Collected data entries
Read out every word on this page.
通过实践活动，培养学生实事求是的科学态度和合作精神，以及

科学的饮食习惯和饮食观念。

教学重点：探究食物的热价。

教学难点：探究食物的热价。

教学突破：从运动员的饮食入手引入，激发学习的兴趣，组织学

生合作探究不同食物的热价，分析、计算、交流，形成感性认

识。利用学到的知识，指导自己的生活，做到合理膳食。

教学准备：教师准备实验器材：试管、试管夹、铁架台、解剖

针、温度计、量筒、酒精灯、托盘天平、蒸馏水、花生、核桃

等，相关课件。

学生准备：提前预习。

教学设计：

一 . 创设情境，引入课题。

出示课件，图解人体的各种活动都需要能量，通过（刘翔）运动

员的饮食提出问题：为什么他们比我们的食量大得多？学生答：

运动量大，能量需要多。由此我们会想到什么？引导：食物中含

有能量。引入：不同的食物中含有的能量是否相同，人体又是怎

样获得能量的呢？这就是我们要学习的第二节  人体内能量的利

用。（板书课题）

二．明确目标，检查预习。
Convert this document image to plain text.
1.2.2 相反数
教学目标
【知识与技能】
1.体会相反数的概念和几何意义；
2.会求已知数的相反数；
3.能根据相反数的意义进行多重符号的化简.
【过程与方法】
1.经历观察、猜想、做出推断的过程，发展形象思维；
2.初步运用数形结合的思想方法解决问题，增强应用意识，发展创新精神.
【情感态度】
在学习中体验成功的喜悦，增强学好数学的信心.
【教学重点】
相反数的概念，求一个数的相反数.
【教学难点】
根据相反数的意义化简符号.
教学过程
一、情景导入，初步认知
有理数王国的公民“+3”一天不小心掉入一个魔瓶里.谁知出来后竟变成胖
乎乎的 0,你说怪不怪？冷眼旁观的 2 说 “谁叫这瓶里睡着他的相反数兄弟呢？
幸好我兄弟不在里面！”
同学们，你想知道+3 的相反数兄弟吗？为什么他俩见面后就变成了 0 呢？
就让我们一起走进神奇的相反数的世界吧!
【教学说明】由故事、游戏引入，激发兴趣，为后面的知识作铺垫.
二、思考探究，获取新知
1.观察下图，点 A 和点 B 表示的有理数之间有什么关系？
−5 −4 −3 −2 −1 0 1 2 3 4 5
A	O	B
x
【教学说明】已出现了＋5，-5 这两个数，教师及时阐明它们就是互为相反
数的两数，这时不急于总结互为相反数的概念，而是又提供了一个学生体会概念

Stated task.
Please set down each line of the records exactly as given.

The answer.
Read out every word on this page.
通过实践活动，培养学生实事求是的科学态度和合作精神，以及

科学的饮食习惯和饮食观念。

教学重点：探究食物的热价。

教学难点：探究食物的热价。

教学突破：从运动员的饮食入手引入，激发学习的兴趣，组织学

生合作探究不同食物的热价，分析、计算、交流，形成感性认

识。利用学到的知识，指导自己的生活，做到合理膳食。

教学准备：教师准备实验器材：试管、试管夹、铁架台、解剖

针、温度计、量筒、酒精灯、托盘天平、蒸馏水、花生、核桃

等，相关课件。

学生准备：提前预习。

教学设计：

一 . 创设情境，引入课题。

出示课件，图解人体的各种活动都需要能量，通过（刘翔）运动

员的饮食提出问题：为什么他们比我们的食量大得多？学生答：

运动量大，能量需要多。由此我们会想到什么？引导：食物中含

有能量。引入：不同的食物中含有的能量是否相同，人体又是怎

样获得能量的呢？这就是我们要学习的第二节  人体内能量的利

用。（板书课题）

二．明确目标，检查预习。
Convert this document image to plain text.
1.2.2 相反数
教学目标
【知识与技能】
1.体会相反数的概念和几何意义；
2.会求已知数的相反数；
3.能根据相反数的意义进行多重符号的化简.
【过程与方法】
1.经历观察、猜想、做出推断的过程，发展形象思维；
2.初步运用数形结合的思想方法解决问题，增强应用意识，发展创新精神.
【情感态度】
在学习中体验成功的喜悦，增强学好数学的信心.
【教学重点】
相反数的概念，求一个数的相反数.
【教学难点】
根据相反数的意义化简符号.
教学过程
一、情景导入，初步认知
有理数王国的公民“+3”一天不小心掉入一个魔瓶里.谁知出来后竟变成胖
乎乎的 0,你说怪不怪？冷眼旁观的 2 说 “谁叫这瓶里睡着他的相反数兄弟呢？
幸好我兄弟不在里面！”
同学们，你想知道+3 的相反数兄弟吗？为什么他俩见面后就变成了 0 呢？
就让我们一起走进神奇的相反数的世界吧!
【教学说明】由故事、游戏引入，激发兴趣，为后面的知识作铺垫.
二、思考探究，获取新知
1.观察下图，点 A 和点 B 表示的有理数之间有什么关系？
−5 −4 −3 −2 −1 0 1 2 3 4 5
A	O	B
x
【教学说明】已出现了＋5，-5 这两个数，教师及时阐明它们就是互为相反
数的两数，这时不急于总结互为相反数的概念，而是又提供了一个学生体会概念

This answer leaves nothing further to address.